* start SELECTED PASSAGE *

This executes the loop in another set of threads. The current one executes immediately next
If we want to wait and pass the list of results of the loop to next
:
results <-collect 0 $ choose[1..10] >>= proc
next results
collect 0
wait until no thread activity is present in his argument and gather all the results
proc
is now a transient computation, proc can return (yield) any quantity of results, depending on how you define it, so, in general, the length of the list gathered by collect is not the length of the list of choose
. If it is sure that proc will return just one result, then group
instead of collect would do the job and it is faster.
Resource management (again)
I have a problem with resource management when the resource is shared among different threads. Imagine a huge file that could be processed in chunks by different threads, but also a list of results which are being filled by different threads or even different distributed computations. Coding each particular case is easy, but not the general one. It is necessary to detect the extinction of thread activity so that the resource which is used before the final action: closing a file, returning a result etc.
Until now I did it in some cases by catching runtime errors in MVars shared among threads, but the detection of MVar readers with no writers active is very fragile and may not work when the code is relocated. I could use TVars but I would like to use neither of both in order to make transient as simple and portable as possible. I also use a periodic inspection (polling) of continuation states to know when to send a SLast message to a waiting node in order to discard a continuation for which no node will call back. All of this could be substituted by a single and faster mechanism.
It is difficult because, in the general case, threads can spawn more threads. Moreover, a single thread can return many results (or no result). So simply counting the number of results to decide when it is finished is not possible.
Finally I managed to improve onFinish
for this purpose, even if there are many threads involved. Now a onFinish
will only close the resource when there is no thread activity after it.
This code spawn three threads by choose
. I labeled them using labelState
so that they could be identified better with showThreads
. At the end of the execution of the three threads the finish message is printed. Provisionally the Finish message have the identifier of the last thread which finalized his execution:
main= keep' $ do
onFinish1 $ \r -> liftIO $ print ("finish",r)
i <- choose[1..3]
labelState $ fromString $ "thread from "++ show i
th <- liftIO $ myThreadId
topState >>= showThreads
liftIO $ print ("end",th)

* end SELECTED PASSAGE *

EXERCISE A:
Translate this sentence from the text on thread resource management into Spanish: "It is difficult because, in the general case, threads can spawn more threads."

* start RECORDS FOR THE EXERCISE *

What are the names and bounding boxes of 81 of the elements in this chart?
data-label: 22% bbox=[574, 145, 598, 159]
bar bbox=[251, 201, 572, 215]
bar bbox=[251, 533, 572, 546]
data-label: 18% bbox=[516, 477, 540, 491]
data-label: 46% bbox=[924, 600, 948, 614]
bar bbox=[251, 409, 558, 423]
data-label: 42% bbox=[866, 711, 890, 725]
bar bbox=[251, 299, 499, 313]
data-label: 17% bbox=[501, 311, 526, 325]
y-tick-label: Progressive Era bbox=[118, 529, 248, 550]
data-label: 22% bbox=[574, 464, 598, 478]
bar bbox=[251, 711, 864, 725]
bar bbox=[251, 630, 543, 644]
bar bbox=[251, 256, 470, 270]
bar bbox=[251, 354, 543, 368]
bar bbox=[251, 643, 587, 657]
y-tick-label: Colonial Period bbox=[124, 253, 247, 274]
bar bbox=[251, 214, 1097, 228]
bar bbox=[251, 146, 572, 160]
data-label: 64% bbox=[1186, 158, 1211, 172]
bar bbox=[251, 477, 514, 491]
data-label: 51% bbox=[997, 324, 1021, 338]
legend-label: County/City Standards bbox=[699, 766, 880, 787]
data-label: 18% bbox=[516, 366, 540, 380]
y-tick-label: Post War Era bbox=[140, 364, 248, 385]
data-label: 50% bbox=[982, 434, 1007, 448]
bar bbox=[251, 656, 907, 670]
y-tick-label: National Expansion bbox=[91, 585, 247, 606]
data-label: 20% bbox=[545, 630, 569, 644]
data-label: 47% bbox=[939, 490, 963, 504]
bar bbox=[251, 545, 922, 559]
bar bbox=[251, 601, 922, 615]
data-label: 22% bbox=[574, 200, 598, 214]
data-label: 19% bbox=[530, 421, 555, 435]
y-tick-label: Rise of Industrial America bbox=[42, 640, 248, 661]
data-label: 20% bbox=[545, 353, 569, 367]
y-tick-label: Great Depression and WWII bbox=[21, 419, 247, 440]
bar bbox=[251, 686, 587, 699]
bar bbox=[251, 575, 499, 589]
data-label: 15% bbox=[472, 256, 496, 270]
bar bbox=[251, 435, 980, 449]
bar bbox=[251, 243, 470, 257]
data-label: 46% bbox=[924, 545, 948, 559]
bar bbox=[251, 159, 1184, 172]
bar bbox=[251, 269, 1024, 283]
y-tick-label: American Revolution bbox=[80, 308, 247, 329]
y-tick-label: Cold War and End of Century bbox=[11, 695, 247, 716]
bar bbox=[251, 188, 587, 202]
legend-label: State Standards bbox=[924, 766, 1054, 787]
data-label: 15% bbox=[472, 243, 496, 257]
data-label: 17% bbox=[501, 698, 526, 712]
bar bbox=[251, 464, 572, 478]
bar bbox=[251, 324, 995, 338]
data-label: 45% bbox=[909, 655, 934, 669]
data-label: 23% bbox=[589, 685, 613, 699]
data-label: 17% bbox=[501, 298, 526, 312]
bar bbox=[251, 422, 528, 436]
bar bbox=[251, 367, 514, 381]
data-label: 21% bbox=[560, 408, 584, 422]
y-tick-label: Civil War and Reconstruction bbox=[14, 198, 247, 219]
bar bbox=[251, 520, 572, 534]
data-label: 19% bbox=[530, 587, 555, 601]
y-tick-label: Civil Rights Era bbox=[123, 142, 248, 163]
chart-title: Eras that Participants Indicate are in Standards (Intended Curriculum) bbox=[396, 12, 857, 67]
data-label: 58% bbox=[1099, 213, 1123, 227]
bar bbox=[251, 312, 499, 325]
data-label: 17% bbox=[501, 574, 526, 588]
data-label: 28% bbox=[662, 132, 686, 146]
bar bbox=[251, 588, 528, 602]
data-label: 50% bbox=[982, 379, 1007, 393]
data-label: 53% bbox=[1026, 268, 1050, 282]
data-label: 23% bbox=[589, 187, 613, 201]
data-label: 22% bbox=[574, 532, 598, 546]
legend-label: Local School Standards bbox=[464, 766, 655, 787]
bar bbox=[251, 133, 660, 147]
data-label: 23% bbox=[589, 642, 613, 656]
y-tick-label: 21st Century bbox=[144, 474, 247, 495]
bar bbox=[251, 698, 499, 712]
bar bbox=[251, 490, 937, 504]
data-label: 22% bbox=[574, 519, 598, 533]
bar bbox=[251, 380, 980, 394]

* end RECORDS FOR THE EXERCISE *
* start RECORDS FOR THE EXERCISE *

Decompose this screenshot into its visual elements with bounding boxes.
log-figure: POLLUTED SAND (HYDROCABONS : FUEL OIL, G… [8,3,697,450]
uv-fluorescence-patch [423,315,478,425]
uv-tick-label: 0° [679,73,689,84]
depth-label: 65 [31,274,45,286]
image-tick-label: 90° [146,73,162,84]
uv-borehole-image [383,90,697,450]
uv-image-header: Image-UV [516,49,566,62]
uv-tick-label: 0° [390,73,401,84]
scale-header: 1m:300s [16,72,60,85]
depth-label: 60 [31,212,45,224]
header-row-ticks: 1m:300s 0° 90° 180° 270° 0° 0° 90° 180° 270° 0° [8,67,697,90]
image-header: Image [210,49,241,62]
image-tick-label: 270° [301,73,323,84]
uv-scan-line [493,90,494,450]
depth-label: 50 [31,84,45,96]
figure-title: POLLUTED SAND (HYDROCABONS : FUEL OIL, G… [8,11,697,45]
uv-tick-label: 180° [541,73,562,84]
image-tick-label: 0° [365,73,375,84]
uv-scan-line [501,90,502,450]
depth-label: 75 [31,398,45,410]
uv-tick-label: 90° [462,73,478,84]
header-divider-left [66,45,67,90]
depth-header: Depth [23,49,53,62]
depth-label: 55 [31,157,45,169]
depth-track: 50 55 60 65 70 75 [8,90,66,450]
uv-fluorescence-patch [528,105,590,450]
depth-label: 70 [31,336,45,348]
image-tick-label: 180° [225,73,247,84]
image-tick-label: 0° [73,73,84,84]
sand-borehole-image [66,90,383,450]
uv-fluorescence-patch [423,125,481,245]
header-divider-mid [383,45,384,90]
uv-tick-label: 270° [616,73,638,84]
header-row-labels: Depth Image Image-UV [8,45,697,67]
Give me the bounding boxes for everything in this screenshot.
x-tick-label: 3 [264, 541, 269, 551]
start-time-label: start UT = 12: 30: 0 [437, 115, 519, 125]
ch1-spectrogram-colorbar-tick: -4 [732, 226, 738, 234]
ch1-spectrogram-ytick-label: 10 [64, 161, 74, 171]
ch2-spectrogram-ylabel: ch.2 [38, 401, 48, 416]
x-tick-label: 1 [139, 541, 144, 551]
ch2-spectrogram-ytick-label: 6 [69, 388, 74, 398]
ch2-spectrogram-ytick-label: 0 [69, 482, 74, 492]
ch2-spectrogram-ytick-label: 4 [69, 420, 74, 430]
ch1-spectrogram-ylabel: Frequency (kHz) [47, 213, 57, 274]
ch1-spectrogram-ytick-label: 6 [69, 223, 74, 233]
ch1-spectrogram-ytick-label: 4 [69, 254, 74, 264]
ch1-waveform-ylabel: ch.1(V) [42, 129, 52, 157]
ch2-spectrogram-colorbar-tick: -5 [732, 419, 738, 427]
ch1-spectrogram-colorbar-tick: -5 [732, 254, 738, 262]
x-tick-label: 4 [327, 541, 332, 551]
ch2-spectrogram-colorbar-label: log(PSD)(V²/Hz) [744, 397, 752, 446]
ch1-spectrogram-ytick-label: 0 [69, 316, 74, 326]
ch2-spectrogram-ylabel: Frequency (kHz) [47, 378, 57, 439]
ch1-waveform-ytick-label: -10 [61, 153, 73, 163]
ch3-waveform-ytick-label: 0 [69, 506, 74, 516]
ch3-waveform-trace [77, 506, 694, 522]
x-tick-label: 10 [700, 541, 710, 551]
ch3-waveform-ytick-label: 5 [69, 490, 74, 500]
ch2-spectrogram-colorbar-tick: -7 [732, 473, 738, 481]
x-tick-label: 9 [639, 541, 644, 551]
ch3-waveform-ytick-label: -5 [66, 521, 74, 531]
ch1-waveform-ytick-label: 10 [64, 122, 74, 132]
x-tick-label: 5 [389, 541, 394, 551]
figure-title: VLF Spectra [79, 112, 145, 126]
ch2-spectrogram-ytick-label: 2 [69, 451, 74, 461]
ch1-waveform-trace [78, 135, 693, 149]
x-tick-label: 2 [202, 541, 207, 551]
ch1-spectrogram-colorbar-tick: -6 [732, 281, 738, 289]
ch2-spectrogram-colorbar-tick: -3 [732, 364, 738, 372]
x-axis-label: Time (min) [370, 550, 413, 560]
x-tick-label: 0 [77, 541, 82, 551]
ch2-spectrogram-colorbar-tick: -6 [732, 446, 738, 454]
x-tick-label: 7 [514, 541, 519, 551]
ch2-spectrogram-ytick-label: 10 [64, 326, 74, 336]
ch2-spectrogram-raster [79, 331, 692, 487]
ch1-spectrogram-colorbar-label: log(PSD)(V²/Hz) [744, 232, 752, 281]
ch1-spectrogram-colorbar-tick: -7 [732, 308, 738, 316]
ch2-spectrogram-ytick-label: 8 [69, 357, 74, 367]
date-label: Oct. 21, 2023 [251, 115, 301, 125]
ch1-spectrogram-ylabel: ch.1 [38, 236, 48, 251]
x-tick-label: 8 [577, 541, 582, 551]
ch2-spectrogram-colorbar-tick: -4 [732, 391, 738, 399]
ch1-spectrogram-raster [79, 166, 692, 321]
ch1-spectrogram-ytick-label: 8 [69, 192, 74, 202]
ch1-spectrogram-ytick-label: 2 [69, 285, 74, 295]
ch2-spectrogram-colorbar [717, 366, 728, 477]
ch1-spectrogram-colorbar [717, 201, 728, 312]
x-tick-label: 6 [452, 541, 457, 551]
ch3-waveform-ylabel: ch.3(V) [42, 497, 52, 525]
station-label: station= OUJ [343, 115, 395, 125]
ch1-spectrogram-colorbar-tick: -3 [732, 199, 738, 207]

* end RECORDS FOR THE EXERCISE *
* start RECORDS FOR THE EXERCISE *

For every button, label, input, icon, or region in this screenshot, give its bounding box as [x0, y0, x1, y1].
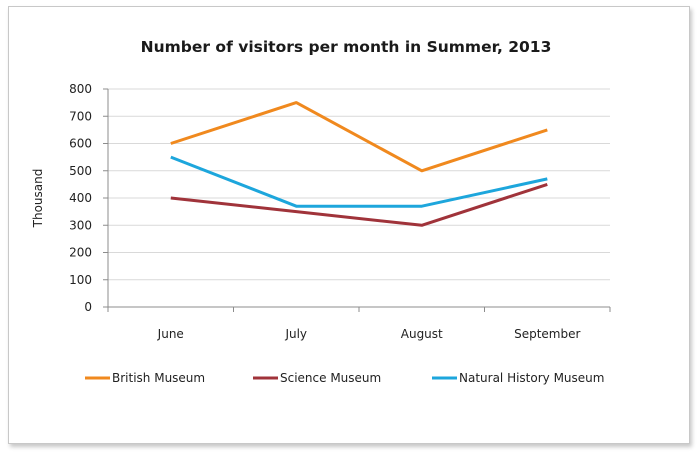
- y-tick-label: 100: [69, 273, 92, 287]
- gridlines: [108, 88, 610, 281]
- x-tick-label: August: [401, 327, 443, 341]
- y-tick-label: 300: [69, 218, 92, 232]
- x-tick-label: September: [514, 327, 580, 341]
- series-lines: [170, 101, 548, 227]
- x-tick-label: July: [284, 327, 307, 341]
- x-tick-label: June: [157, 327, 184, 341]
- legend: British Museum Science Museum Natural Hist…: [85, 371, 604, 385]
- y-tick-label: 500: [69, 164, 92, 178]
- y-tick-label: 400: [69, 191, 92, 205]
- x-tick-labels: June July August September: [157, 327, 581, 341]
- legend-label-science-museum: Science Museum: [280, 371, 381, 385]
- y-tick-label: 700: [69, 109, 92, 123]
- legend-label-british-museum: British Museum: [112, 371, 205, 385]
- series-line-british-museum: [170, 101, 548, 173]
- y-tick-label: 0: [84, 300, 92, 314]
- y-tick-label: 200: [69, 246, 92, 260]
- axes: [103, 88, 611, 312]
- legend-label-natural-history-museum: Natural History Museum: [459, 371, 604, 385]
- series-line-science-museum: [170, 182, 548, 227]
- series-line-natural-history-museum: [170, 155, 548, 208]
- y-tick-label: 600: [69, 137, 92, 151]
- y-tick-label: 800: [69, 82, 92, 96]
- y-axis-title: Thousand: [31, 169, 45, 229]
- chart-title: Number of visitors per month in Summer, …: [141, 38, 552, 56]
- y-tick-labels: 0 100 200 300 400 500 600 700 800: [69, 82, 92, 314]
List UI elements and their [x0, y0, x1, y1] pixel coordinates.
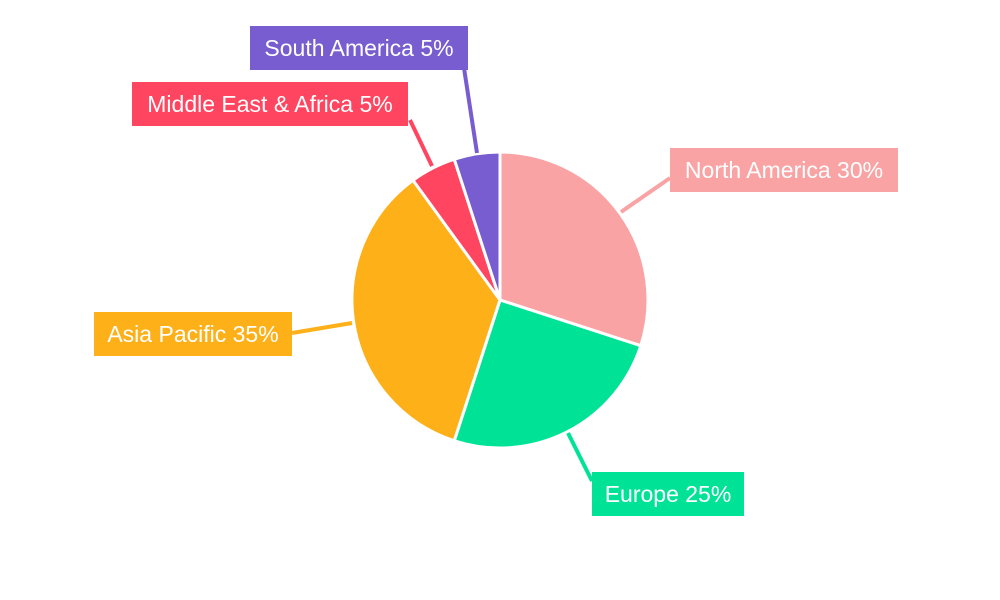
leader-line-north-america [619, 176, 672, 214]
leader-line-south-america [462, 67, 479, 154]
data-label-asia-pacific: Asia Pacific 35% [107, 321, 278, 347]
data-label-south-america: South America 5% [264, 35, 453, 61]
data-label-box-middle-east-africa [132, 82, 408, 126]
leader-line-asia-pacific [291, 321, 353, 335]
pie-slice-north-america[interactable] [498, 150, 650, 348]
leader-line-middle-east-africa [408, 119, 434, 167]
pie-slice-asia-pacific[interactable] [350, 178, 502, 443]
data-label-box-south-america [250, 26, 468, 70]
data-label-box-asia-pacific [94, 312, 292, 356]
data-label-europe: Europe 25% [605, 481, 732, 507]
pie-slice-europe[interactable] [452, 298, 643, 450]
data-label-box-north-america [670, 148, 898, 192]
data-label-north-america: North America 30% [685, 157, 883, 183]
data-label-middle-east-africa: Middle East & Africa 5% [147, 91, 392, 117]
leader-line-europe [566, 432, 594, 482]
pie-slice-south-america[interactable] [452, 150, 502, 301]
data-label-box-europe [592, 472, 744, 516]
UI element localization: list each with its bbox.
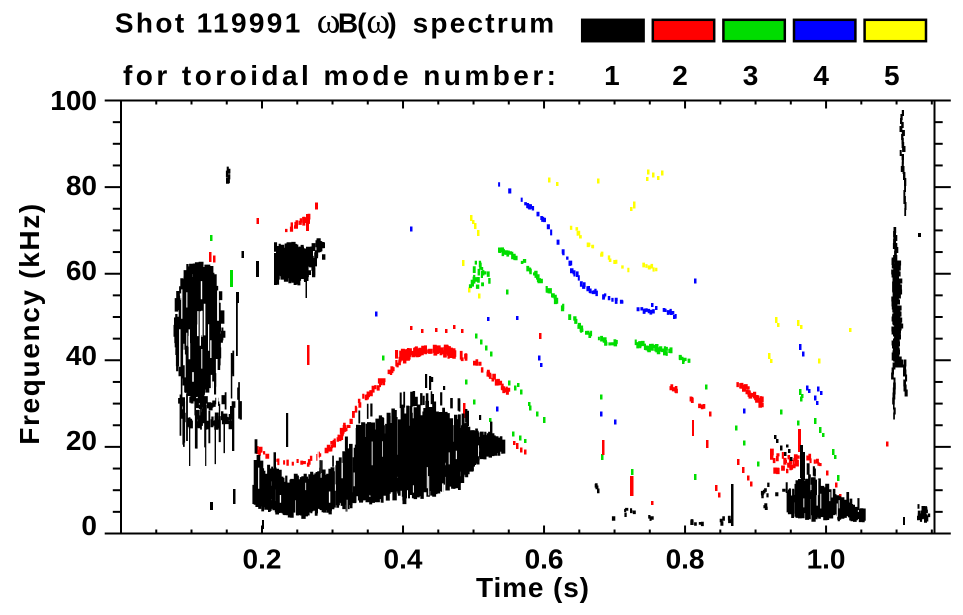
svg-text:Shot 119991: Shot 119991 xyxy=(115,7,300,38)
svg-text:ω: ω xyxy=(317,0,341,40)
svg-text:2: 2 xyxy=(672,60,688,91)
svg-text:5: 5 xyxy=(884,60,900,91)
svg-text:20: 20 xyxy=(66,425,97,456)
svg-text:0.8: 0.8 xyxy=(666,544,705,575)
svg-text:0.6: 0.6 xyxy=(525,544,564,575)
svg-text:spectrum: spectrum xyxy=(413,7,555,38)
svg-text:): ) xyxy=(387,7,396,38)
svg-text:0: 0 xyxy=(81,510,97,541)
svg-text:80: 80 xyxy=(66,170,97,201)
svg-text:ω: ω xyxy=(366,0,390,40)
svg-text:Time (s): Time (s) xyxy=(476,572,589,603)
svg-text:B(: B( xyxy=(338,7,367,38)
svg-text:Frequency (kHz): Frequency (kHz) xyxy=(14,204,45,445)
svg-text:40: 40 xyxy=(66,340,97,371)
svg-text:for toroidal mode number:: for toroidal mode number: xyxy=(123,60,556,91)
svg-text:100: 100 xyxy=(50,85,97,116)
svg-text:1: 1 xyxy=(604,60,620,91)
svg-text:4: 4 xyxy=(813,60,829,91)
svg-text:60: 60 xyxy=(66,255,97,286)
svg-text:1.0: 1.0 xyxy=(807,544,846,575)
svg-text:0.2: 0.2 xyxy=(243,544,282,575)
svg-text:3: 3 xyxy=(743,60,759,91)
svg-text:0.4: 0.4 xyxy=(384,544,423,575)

* end RECORDS FOR THE EXERCISE *

EXERCISE B:
Convert everything in the records from the line containing "Decompose this screenshot" down to the line containing "uv-tick-label: 0° [390,73,401,84]" into a numbered list.

WRITTEN SOLUTION A:
Es difícil porque, en el caso general, los hilos pueden generar más hilos.

WRITTEN SOLUTION B:
1. Decompose this screenshot into its visual elements with bounding boxes.
2. log-figure: POLLUTED SAND (HYDROCABONS : FUEL OIL, G… [8,3,697,450]
3. uv-fluorescence-patch [423,315,478,425]
4. uv-tick-label: 0° [679,73,689,84]
5. depth-label: 65 [31,274,45,286]
6. image-tick-label: 90° [146,73,162,84]
7. uv-borehole-image [383,90,697,450]
8. uv-image-header: Image-UV [516,49,566,62]
9. uv-tick-label: 0° [390,73,401,84]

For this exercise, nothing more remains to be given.